### The problem
Quote precisely the final stretch of the listing: start at the line containing "Enumerate this chart's" and stop after the last line.

### Working data
***

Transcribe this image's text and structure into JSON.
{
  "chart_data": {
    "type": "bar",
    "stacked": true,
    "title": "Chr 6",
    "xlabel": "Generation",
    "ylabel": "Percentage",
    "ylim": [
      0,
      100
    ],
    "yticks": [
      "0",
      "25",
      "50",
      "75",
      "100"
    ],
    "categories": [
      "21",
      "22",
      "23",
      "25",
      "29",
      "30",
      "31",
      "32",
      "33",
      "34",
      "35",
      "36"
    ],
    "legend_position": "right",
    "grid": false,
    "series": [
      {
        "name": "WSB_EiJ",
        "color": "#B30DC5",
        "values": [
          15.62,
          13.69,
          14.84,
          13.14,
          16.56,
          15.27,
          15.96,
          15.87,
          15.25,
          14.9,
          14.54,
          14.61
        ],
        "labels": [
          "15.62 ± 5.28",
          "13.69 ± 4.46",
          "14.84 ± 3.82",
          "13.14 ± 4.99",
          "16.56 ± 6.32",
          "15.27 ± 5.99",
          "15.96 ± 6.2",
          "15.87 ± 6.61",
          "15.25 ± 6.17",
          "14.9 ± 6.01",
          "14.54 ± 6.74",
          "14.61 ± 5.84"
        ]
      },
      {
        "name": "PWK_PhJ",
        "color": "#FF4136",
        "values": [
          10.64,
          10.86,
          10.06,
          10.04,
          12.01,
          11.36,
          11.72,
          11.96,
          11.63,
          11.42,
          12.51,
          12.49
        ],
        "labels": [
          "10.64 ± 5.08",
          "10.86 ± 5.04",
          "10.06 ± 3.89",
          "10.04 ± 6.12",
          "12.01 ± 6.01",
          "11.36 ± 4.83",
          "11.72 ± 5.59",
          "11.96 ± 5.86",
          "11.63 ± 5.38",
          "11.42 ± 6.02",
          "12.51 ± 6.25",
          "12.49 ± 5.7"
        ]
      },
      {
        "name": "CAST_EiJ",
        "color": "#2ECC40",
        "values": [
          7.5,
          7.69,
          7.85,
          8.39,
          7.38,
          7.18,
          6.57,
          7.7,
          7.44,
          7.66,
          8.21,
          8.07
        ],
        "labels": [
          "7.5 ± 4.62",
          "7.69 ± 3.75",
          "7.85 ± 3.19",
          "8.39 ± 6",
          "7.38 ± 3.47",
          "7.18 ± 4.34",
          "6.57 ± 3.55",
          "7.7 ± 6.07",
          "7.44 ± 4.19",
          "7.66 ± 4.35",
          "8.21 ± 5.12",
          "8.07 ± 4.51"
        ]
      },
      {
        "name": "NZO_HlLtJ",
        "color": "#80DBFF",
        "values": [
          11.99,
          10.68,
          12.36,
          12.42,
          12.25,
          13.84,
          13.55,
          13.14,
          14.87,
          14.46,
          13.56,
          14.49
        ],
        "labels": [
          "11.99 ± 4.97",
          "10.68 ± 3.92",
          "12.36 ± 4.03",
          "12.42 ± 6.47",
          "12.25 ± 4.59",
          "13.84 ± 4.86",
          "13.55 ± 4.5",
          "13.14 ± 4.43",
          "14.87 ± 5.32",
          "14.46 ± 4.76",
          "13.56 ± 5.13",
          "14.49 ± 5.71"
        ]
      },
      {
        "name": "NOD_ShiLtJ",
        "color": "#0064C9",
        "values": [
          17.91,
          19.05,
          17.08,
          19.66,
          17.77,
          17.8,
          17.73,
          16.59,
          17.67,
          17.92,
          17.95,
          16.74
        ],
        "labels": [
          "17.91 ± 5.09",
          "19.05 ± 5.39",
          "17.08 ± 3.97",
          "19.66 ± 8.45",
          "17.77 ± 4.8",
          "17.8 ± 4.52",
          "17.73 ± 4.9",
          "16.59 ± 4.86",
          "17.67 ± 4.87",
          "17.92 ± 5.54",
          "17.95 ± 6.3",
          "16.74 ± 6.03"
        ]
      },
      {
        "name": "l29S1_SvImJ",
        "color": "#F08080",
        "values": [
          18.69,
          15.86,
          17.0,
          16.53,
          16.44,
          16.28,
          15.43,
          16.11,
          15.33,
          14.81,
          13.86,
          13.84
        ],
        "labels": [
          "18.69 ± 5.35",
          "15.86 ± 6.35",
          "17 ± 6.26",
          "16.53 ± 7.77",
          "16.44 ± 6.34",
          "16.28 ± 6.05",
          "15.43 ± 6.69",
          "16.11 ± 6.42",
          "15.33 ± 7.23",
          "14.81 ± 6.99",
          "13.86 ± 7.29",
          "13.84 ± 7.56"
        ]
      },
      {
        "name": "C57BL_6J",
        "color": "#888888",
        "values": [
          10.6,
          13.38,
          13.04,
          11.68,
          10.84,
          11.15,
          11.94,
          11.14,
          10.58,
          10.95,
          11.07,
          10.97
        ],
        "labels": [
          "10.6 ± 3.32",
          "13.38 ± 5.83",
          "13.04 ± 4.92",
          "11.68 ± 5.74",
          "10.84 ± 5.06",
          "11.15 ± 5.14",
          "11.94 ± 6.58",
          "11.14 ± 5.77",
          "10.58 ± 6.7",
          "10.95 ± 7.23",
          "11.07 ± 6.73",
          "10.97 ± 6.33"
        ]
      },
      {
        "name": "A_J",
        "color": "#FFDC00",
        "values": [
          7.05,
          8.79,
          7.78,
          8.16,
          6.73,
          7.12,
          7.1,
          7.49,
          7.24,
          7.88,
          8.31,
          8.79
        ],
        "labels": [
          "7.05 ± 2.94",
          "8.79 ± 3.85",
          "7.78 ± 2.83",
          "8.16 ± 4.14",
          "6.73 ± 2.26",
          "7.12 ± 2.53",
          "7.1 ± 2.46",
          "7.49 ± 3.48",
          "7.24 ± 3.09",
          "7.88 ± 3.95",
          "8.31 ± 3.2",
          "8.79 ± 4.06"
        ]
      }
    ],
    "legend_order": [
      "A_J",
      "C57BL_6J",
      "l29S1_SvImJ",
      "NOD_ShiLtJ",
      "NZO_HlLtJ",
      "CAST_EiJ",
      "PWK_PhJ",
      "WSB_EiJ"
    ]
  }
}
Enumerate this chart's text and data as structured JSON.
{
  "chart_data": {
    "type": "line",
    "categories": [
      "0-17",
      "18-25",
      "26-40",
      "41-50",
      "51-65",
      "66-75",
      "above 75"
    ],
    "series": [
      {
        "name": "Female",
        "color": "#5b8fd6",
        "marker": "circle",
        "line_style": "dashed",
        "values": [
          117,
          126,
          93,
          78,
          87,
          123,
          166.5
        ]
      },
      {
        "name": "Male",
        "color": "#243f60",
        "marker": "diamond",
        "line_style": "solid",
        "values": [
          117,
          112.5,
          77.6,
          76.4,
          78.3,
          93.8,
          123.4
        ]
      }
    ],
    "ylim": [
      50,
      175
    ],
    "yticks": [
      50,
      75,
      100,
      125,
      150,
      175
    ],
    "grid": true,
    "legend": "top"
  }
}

***

### Result of this task
Enumerate this chart's text and data as structured JSON.
{
  "chart_data": {
    "type": "line",
    "categories": [
      "0-17",
      "18-25",
      "26-40",
      "41-50",
      "51-65",
      "66-75",
      "above 75"
    ],
    "series": [
      {
        "name": "Female",
        "color": "#5b8fd6",
        "marker": "circle",
        "line_style": "dashed",
        "values": [
          117,
          126,
          93,
          78,
          87,
          123,
          166.5
        ]
      },
      {
        "name": "Male",
        "color": "#243f60",
        "marker": "diamond",
        "line_style": "solid",
        "values": [
          117,
          112.5,
          77.6,
          76.4,
          78.3,
          93.8,
          123.4
        ]
      }
    ],
    "ylim": [
      50,
      175
    ],
    "yticks": [
      50,
      75,
      100,
      125,
      150,
      175
    ],
    "grid": true,
    "legend": "top"
  }
}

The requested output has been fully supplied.